■ **Set task**
Go through the lines below. Copy those with "into".

== Record list

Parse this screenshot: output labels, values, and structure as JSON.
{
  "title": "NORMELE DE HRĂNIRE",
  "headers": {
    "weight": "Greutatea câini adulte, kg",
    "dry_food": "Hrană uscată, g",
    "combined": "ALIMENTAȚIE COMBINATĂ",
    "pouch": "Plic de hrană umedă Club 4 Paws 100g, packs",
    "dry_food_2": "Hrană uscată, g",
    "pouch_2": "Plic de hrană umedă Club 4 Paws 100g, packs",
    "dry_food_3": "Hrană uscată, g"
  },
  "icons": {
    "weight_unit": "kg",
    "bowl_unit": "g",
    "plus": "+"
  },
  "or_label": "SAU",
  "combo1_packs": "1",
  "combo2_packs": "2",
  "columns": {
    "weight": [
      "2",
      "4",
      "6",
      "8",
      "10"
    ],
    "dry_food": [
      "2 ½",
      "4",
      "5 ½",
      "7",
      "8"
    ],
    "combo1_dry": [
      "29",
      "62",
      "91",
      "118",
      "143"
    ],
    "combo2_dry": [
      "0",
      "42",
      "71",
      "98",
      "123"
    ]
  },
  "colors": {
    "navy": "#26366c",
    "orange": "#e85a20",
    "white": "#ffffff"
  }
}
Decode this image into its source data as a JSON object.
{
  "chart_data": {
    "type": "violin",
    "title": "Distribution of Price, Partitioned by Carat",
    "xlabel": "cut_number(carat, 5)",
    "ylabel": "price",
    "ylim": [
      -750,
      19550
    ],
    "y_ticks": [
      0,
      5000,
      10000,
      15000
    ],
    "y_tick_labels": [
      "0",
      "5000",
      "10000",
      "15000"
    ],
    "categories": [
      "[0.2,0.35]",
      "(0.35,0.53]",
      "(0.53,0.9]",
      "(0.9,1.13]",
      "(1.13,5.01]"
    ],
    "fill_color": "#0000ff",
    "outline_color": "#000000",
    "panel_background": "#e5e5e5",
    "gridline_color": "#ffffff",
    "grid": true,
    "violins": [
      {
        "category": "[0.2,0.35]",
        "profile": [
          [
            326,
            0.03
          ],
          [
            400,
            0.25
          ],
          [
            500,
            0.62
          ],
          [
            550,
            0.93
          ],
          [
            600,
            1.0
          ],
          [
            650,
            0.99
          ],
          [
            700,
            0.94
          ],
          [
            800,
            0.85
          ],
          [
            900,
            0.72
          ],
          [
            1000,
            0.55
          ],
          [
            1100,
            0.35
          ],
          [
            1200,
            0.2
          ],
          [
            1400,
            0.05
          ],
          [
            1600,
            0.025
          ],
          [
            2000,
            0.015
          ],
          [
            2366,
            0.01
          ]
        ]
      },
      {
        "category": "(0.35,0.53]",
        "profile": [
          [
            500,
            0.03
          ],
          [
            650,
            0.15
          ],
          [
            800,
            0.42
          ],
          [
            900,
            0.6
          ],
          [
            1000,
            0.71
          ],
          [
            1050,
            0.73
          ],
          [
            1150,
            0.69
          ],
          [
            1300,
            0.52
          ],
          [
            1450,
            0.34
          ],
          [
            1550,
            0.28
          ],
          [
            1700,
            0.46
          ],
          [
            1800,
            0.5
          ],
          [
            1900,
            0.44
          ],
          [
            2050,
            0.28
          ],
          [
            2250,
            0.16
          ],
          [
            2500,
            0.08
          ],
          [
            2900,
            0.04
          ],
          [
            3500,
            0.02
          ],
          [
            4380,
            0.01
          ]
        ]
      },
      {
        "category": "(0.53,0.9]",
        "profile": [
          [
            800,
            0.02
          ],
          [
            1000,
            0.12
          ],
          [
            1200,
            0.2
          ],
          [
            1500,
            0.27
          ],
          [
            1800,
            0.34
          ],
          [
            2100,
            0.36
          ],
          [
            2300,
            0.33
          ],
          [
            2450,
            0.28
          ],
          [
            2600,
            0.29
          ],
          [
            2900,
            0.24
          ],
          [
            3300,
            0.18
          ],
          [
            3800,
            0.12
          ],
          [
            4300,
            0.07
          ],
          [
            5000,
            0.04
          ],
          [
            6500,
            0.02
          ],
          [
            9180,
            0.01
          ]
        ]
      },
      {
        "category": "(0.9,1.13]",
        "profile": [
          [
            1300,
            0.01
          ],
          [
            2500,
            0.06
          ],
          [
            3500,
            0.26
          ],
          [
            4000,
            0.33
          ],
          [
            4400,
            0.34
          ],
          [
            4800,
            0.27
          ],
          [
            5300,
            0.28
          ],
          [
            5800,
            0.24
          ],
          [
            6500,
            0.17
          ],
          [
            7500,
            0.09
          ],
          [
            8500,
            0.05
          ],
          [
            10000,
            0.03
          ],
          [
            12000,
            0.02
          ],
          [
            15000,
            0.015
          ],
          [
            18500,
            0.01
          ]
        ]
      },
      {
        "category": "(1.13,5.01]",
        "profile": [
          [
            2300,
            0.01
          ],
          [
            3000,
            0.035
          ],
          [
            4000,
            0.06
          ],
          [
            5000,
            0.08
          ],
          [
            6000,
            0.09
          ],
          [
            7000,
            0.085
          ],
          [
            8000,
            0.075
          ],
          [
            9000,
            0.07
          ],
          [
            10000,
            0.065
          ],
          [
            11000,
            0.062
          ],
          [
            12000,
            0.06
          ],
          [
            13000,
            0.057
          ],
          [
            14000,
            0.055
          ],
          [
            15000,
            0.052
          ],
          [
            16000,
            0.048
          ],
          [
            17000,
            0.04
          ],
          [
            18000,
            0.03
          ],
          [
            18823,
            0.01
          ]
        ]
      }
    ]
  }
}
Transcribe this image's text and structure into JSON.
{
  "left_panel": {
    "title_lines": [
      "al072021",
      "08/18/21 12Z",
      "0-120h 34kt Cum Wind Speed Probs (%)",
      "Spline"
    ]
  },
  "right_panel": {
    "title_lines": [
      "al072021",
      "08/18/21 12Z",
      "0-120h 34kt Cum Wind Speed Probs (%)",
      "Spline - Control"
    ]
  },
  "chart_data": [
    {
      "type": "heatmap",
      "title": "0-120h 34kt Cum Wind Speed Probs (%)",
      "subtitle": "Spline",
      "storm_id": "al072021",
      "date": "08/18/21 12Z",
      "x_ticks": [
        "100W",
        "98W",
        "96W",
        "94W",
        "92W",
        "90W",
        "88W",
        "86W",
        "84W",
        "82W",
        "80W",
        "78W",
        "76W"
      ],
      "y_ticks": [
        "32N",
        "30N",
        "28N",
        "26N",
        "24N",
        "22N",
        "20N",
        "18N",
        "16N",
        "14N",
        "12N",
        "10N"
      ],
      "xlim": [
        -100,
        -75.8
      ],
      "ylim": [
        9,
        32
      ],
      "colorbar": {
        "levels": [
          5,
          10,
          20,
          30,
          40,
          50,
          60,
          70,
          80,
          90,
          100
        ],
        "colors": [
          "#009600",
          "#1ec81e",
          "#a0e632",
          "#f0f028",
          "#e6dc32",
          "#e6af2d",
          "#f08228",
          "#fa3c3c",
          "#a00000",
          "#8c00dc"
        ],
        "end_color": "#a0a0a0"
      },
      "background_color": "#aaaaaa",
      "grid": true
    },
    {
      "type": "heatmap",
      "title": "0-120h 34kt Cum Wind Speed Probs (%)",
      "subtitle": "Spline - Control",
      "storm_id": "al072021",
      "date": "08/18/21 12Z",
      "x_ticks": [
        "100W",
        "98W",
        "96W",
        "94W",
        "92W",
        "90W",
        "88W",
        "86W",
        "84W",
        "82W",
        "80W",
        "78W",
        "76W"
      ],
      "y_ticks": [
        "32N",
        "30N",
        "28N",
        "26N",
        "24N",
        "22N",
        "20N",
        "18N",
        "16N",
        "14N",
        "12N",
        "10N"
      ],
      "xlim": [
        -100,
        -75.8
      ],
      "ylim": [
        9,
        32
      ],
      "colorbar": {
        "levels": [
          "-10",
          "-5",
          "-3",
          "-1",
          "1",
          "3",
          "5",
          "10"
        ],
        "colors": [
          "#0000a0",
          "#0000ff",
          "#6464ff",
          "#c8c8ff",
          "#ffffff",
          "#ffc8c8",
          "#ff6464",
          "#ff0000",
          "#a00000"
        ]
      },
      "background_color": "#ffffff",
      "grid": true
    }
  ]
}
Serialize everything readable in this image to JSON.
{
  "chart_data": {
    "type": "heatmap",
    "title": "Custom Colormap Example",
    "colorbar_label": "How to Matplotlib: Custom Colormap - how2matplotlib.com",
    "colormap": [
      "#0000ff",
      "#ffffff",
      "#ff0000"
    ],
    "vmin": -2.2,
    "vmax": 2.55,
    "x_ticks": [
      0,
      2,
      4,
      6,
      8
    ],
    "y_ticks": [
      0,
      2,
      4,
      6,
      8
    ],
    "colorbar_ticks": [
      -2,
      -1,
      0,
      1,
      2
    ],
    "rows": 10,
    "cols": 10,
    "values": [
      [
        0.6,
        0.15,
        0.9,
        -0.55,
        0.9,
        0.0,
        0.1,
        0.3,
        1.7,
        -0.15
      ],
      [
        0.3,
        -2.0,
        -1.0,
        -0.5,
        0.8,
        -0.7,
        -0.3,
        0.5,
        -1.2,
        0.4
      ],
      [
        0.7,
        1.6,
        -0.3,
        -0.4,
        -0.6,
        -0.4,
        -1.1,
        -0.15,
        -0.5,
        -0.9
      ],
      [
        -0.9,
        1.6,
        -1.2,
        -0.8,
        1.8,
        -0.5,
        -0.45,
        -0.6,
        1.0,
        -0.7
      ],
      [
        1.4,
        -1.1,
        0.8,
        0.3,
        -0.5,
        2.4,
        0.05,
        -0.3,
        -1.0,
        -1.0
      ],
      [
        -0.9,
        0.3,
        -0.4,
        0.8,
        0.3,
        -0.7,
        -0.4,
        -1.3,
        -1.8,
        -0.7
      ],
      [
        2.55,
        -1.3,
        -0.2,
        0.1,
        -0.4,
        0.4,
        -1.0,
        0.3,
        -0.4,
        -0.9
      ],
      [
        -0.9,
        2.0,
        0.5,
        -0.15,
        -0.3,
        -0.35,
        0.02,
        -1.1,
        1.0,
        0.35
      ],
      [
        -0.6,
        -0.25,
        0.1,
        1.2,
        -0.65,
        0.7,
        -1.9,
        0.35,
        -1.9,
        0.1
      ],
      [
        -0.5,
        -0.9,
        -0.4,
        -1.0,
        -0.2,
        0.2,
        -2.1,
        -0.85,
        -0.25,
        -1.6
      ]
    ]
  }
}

====

■ **Solution for this task**
Decode this image into its source data as a JSON object.
Transcribe this image's text and structure into JSON.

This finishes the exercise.